» **Objective**
Among the lines below, count those with "Morning". Give the total alone.

** START OF Material to process **

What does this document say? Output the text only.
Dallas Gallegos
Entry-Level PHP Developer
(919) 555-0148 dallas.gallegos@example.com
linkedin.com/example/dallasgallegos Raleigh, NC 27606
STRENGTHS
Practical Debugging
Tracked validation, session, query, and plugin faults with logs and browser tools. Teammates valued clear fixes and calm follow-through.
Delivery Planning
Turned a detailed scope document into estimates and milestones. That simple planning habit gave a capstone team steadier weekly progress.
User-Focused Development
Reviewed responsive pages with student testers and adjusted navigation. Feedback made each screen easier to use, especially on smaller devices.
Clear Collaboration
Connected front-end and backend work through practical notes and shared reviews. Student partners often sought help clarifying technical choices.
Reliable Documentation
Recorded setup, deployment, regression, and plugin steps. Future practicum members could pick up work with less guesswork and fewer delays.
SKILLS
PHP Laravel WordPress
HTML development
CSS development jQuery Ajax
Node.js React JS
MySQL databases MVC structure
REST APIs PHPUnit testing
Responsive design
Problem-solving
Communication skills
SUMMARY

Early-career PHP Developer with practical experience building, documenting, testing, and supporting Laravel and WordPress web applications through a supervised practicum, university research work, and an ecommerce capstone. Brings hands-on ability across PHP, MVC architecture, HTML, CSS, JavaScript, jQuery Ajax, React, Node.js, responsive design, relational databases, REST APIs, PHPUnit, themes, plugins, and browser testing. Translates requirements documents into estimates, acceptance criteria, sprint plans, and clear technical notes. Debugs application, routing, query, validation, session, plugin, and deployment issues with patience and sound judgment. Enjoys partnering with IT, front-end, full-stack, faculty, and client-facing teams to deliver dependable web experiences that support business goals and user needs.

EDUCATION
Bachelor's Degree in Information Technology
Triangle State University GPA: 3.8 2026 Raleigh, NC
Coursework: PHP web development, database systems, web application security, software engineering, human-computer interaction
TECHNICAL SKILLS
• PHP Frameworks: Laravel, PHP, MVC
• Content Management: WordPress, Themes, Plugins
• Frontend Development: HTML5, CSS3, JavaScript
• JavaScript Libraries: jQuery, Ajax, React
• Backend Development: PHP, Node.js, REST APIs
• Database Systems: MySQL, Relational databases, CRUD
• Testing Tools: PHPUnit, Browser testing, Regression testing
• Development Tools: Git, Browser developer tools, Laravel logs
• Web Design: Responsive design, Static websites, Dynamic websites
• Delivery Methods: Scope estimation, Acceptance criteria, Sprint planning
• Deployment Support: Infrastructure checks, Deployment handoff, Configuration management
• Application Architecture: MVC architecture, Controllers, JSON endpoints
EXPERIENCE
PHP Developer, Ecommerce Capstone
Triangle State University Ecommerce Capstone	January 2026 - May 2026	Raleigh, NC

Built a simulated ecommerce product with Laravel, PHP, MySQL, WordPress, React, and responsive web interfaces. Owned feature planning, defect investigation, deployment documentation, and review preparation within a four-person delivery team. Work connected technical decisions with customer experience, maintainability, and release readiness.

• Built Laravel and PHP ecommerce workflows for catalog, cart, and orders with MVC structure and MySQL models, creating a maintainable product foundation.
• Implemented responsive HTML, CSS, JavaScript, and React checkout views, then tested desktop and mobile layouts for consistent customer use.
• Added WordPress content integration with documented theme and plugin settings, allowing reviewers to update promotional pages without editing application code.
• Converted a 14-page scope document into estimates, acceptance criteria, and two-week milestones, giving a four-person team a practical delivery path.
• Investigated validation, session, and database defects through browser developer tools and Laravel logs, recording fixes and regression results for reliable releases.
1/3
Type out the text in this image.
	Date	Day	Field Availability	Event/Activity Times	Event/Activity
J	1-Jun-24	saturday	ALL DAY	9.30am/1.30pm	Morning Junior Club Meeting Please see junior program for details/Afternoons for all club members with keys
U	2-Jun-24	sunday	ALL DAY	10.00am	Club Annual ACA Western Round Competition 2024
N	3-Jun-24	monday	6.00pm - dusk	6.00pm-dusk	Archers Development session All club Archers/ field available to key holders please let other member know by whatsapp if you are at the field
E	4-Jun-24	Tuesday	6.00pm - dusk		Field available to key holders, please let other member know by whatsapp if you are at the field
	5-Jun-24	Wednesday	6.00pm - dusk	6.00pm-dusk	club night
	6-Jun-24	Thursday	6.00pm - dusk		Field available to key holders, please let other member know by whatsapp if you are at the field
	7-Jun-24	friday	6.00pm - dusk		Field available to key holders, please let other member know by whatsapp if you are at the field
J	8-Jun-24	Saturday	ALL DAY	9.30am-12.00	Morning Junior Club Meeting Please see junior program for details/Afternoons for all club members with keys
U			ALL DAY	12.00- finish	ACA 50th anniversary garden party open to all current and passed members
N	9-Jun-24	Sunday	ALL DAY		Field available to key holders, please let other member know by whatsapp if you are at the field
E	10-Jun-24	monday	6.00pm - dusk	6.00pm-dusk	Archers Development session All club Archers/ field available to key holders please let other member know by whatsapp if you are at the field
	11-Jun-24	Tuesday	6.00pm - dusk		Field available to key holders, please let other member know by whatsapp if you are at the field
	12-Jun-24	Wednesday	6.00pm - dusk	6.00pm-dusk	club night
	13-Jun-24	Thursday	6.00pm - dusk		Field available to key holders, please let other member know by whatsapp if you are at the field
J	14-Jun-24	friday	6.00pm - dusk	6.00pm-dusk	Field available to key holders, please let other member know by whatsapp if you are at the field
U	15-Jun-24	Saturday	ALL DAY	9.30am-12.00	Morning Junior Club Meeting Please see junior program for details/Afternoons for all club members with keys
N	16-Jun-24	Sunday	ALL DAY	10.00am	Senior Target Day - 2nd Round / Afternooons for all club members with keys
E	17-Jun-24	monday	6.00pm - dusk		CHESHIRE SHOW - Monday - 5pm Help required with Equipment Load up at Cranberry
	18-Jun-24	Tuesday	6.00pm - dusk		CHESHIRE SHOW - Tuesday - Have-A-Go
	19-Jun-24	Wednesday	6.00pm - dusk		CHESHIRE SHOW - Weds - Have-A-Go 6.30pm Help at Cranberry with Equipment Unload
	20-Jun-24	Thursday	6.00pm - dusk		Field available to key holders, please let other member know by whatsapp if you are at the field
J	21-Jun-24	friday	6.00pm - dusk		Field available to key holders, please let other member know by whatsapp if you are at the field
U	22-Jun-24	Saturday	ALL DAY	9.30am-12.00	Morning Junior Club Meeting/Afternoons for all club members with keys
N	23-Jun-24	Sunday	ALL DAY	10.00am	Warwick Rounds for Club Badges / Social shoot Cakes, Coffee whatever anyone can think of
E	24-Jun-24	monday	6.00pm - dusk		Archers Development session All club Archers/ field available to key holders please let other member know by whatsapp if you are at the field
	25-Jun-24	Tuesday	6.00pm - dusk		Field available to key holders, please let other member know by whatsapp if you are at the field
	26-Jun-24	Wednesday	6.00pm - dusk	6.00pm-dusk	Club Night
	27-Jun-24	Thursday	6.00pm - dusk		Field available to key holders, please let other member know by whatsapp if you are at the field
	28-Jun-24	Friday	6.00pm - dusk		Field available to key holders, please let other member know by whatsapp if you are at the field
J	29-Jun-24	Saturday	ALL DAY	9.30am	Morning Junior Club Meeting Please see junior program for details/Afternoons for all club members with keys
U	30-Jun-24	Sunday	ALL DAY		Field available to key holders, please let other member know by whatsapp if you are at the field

** END OF Material to process **

» **Completed task**
5